- [WHAT IS EXPECTED]:
Find and copy lines holding "name".

- [TASK INPUTS]:

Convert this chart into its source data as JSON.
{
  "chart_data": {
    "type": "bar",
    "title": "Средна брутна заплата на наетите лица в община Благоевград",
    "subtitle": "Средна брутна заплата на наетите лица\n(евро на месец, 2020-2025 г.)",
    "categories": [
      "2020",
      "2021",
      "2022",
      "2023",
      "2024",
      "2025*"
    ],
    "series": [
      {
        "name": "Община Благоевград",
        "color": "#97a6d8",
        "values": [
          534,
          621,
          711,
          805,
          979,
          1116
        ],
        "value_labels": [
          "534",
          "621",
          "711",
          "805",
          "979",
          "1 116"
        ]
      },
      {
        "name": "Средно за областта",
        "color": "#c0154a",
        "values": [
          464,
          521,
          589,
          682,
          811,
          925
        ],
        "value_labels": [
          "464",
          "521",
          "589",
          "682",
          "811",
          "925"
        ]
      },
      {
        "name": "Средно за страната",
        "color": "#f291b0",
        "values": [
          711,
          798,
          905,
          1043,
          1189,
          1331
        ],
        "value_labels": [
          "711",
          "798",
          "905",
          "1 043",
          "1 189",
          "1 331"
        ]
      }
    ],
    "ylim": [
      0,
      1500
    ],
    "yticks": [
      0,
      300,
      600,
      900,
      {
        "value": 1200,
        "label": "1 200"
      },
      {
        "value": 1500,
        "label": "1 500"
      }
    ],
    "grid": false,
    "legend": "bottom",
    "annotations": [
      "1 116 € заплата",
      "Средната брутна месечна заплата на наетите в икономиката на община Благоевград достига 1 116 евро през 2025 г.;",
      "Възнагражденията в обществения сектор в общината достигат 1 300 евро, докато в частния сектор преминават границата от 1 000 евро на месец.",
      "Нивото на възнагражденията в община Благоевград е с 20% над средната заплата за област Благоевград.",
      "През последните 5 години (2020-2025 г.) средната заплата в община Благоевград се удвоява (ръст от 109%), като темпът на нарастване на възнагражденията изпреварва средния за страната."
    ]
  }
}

- [COMPLETED EXERCISE]:
        "name": "Община Благоевград",
        "name": "Средно за областта",
        "name": "Средно за страната",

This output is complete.